TASK DIRECTIONS - Write out all of the lines below, exactly and completely.
= = = =
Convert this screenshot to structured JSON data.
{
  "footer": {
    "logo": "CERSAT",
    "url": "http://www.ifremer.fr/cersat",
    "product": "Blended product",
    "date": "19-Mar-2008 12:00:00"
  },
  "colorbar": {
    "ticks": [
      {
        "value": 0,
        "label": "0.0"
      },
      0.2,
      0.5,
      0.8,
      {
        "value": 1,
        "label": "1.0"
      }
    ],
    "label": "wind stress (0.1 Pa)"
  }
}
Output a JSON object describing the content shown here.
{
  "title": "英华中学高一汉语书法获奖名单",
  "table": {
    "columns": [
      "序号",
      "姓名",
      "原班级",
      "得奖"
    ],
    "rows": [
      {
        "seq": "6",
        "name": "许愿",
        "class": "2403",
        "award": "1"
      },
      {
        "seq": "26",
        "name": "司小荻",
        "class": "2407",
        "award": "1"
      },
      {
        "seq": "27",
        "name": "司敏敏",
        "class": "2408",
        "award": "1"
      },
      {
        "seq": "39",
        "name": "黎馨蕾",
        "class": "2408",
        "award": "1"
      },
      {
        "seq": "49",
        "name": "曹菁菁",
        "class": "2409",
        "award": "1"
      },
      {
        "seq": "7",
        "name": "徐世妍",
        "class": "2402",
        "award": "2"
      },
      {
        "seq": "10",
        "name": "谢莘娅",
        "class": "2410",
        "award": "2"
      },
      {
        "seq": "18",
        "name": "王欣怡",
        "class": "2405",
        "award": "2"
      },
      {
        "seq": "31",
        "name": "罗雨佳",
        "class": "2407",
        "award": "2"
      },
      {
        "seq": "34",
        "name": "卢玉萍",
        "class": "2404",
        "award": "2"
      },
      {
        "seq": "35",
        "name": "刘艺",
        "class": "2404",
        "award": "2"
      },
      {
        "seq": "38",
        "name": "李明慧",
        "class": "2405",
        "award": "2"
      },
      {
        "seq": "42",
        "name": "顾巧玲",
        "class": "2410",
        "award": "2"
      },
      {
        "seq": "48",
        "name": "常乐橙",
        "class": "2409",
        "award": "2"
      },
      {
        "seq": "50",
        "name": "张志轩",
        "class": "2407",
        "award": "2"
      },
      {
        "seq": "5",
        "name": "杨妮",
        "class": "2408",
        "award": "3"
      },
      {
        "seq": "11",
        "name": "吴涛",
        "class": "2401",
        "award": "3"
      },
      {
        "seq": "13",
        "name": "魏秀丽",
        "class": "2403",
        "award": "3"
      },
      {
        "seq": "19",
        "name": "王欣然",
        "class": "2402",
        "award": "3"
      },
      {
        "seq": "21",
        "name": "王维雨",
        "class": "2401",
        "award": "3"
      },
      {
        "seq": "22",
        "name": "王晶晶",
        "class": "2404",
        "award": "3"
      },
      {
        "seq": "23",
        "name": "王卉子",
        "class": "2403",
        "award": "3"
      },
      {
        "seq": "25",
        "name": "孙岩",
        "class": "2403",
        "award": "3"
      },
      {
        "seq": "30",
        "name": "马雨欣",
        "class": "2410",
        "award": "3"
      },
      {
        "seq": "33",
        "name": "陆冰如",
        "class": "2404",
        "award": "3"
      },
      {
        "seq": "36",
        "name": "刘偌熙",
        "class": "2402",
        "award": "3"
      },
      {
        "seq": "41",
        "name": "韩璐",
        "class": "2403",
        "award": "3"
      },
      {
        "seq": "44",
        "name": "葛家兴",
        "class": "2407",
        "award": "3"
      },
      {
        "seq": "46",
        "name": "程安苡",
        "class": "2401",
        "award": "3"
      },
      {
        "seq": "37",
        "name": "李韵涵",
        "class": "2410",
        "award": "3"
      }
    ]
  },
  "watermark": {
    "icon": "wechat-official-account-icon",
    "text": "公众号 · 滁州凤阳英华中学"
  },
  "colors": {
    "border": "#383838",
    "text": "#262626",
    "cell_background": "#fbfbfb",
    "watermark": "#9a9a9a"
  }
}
= = = =
WRITTEN SOLUTION -
Convert this screenshot to structured JSON data.
{
  "footer": {
    "logo": "CERSAT",
    "url": "http://www.ifremer.fr/cersat",
    "product": "Blended product",
    "date": "19-Mar-2008 12:00:00"
  },
  "colorbar": {
    "ticks": [
      {
        "value": 0,
        "label": "0.0"
      },
      0.2,
      0.5,
      0.8,
      {
        "value": 1,
        "label": "1.0"
      }
    ],
    "label": "wind stress (0.1 Pa)"
  }
}
Output a JSON object describing the content shown here.
{
  "title": "英华中学高一汉语书法获奖名单",
  "table": {
    "columns": [
      "序号",
      "姓名",
      "原班级",
      "得奖"
    ],
    "rows": [
      {
        "seq": "6",
        "name": "许愿",
        "class": "2403",
        "award": "1"
      },
      {
        "seq": "26",
        "name": "司小荻",
        "class": "2407",
        "award": "1"
      },
      {
        "seq": "27",
        "name": "司敏敏",
        "class": "2408",
        "award": "1"
      },
      {
        "seq": "39",
        "name": "黎馨蕾",
        "class": "2408",
        "award": "1"
      },
      {
        "seq": "49",
        "name": "曹菁菁",
        "class": "2409",
        "award": "1"
      },
      {
        "seq": "7",
        "name": "徐世妍",
        "class": "2402",
        "award": "2"
      },
      {
        "seq": "10",
        "name": "谢莘娅",
        "class": "2410",
        "award": "2"
      },
      {
        "seq": "18",
        "name": "王欣怡",
        "class": "2405",
        "award": "2"
      },
      {
        "seq": "31",
        "name": "罗雨佳",
        "class": "2407",
        "award": "2"
      },
      {
        "seq": "34",
        "name": "卢玉萍",
        "class": "2404",
        "award": "2"
      },
      {
        "seq": "35",
        "name": "刘艺",
        "class": "2404",
        "award": "2"
      },
      {
        "seq": "38",
        "name": "李明慧",
        "class": "2405",
        "award": "2"
      },
      {
        "seq": "42",
        "name": "顾巧玲",
        "class": "2410",
        "award": "2"
      },
      {
        "seq": "48",
        "name": "常乐橙",
        "class": "2409",
        "award": "2"
      },
      {
        "seq": "50",
        "name": "张志轩",
        "class": "2407",
        "award": "2"
      },
      {
        "seq": "5",
        "name": "杨妮",
        "class": "2408",
        "award": "3"
      },
      {
        "seq": "11",
        "name": "吴涛",
        "class": "2401",
        "award": "3"
      },
      {
        "seq": "13",
        "name": "魏秀丽",
        "class": "2403",
        "award": "3"
      },
      {
        "seq": "19",
        "name": "王欣然",
        "class": "2402",
        "award": "3"
      },
      {
        "seq": "21",
        "name": "王维雨",
        "class": "2401",
        "award": "3"
      },
      {
        "seq": "22",
        "name": "王晶晶",
        "class": "2404",
        "award": "3"
      },
      {
        "seq": "23",
        "name": "王卉子",
        "class": "2403",
        "award": "3"
      },
      {
        "seq": "25",
        "name": "孙岩",
        "class": "2403",
        "award": "3"
      },
      {
        "seq": "30",
        "name": "马雨欣",
        "class": "2410",
        "award": "3"
      },
      {
        "seq": "33",
        "name": "陆冰如",
        "class": "2404",
        "award": "3"
      },
      {
        "seq": "36",
        "name": "刘偌熙",
        "class": "2402",
        "award": "3"
      },
      {
        "seq": "41",
        "name": "韩璐",
        "class": "2403",
        "award": "3"
      },
      {
        "seq": "44",
        "name": "葛家兴",
        "class": "2407",
        "award": "3"
      },
      {
        "seq": "46",
        "name": "程安苡",
        "class": "2401",
        "award": "3"
      },
      {
        "seq": "37",
        "name": "李韵涵",
        "class": "2410",
        "award": "3"
      }
    ]
  },
  "watermark": {
    "icon": "wechat-official-account-icon",
    "text": "公众号 · 滁州凤阳英华中学"
  },
  "colors": {
    "border": "#383838",
    "text": "#262626",
    "cell_background": "#fbfbfb",
    "watermark": "#9a9a9a"
  }
}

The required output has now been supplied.